▶ [What you have to do]: Repeat every line of the material, character for character.

▶ [Entries shown]:

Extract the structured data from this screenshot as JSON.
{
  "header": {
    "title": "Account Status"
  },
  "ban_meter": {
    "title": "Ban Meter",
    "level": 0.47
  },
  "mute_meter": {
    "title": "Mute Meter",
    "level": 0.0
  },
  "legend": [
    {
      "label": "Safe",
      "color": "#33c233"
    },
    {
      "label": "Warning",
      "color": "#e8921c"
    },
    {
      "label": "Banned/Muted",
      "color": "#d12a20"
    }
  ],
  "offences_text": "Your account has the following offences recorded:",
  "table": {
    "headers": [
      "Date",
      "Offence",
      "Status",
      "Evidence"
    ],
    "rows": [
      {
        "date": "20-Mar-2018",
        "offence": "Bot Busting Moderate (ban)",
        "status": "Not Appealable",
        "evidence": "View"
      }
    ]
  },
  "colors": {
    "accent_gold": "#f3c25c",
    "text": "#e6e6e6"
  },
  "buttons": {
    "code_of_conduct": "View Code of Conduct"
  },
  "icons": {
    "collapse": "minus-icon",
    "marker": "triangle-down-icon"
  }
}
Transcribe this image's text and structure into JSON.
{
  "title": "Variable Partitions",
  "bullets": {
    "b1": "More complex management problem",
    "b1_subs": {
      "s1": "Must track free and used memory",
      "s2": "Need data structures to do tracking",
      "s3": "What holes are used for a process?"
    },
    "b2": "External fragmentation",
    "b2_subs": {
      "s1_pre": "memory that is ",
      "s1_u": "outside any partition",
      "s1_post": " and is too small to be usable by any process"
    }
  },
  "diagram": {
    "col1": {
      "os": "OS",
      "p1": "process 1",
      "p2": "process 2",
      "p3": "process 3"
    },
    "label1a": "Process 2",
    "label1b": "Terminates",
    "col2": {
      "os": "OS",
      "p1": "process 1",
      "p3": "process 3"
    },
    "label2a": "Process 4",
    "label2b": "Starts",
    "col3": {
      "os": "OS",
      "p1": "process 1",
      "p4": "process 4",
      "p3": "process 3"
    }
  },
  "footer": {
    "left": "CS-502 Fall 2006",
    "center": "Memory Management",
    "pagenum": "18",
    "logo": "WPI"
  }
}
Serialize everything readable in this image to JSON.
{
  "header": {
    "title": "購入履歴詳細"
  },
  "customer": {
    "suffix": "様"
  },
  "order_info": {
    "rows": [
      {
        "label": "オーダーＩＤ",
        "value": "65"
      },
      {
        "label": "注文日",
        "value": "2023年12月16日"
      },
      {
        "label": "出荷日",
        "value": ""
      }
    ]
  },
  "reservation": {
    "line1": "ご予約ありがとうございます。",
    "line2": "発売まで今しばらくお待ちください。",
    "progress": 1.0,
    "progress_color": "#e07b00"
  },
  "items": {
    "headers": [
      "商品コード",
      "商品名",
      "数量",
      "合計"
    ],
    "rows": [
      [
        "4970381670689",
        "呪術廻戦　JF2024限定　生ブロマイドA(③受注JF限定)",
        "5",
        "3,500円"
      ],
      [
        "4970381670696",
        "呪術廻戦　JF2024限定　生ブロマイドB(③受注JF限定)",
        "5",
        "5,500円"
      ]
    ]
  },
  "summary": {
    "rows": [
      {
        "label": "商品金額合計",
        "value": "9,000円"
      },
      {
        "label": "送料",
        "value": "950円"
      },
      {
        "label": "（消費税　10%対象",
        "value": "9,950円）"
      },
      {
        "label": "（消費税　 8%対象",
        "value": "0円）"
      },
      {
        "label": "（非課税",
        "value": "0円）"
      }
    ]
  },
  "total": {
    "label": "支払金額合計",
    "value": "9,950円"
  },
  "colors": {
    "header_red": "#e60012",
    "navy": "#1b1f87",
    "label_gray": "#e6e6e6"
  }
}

▶ [Response to this task]:
Extract the structured data from this screenshot as JSON.
{
  "header": {
    "title": "Account Status"
  },
  "ban_meter": {
    "title": "Ban Meter",
    "level": 0.47
  },
  "mute_meter": {
    "title": "Mute Meter",
    "level": 0.0
  },
  "legend": [
    {
      "label": "Safe",
      "color": "#33c233"
    },
    {
      "label": "Warning",
      "color": "#e8921c"
    },
    {
      "label": "Banned/Muted",
      "color": "#d12a20"
    }
  ],
  "offences_text": "Your account has the following offences recorded:",
  "table": {
    "headers": [
      "Date",
      "Offence",
      "Status",
      "Evidence"
    ],
    "rows": [
      {
        "date": "20-Mar-2018",
        "offence": "Bot Busting Moderate (ban)",
        "status": "Not Appealable",
        "evidence": "View"
      }
    ]
  },
  "colors": {
    "accent_gold": "#f3c25c",
    "text": "#e6e6e6"
  },
  "buttons": {
    "code_of_conduct": "View Code of Conduct"
  },
  "icons": {
    "collapse": "minus-icon",
    "marker": "triangle-down-icon"
  }
}
Transcribe this image's text and structure into JSON.
{
  "title": "Variable Partitions",
  "bullets": {
    "b1": "More complex management problem",
    "b1_subs": {
      "s1": "Must track free and used memory",
      "s2": "Need data structures to do tracking",
      "s3": "What holes are used for a process?"
    },
    "b2": "External fragmentation",
    "b2_subs": {
      "s1_pre": "memory that is ",
      "s1_u": "outside any partition",
      "s1_post": " and is too small to be usable by any process"
    }
  },
  "diagram": {
    "col1": {
      "os": "OS",
      "p1": "process 1",
      "p2": "process 2",
      "p3": "process 3"
    },
    "label1a": "Process 2",
    "label1b": "Terminates",
    "col2": {
      "os": "OS",
      "p1": "process 1",
      "p3": "process 3"
    },
    "label2a": "Process 4",
    "label2b": "Starts",
    "col3": {
      "os": "OS",
      "p1": "process 1",
      "p4": "process 4",
      "p3": "process 3"
    }
  },
  "footer": {
    "left": "CS-502 Fall 2006",
    "center": "Memory Management",
    "pagenum": "18",
    "logo": "WPI"
  }
}
Serialize everything readable in this image to JSON.
{
  "header": {
    "title": "購入履歴詳細"
  },
  "customer": {
    "suffix": "様"
  },
  "order_info": {
    "rows": [
      {
        "label": "オーダーＩＤ",
        "value": "65"
      },
      {
        "label": "注文日",
        "value": "2023年12月16日"
      },
      {
        "label": "出荷日",
        "value": ""
      }
    ]
  },
  "reservation": {
    "line1": "ご予約ありがとうございます。",
    "line2": "発売まで今しばらくお待ちください。",
    "progress": 1.0,
    "progress_color": "#e07b00"
  },
  "items": {
    "headers": [
      "商品コード",
      "商品名",
      "数量",
      "合計"
    ],
    "rows": [
      [
        "4970381670689",
        "呪術廻戦　JF2024限定　生ブロマイドA(③受注JF限定)",
        "5",
        "3,500円"
      ],
      [
        "4970381670696",
        "呪術廻戦　JF2024限定　生ブロマイドB(③受注JF限定)",
        "5",
        "5,500円"
      ]
    ]
  },
  "summary": {
    "rows": [
      {
        "label": "商品金額合計",
        "value": "9,000円"
      },
      {
        "label": "送料",
        "value": "950円"
      },
      {
        "label": "（消費税　10%対象",
        "value": "9,950円）"
      },
      {
        "label": "（消費税　 8%対象",
        "value": "0円）"
      },
      {
        "label": "（非課税",
        "value": "0円）"
      }
    ]
  },
  "total": {
    "label": "支払金額合計",
    "value": "9,950円"
  },
  "colors": {
    "header_red": "#e60012",
    "navy": "#1b1f87",
    "label_gray": "#e6e6e6"
  }
}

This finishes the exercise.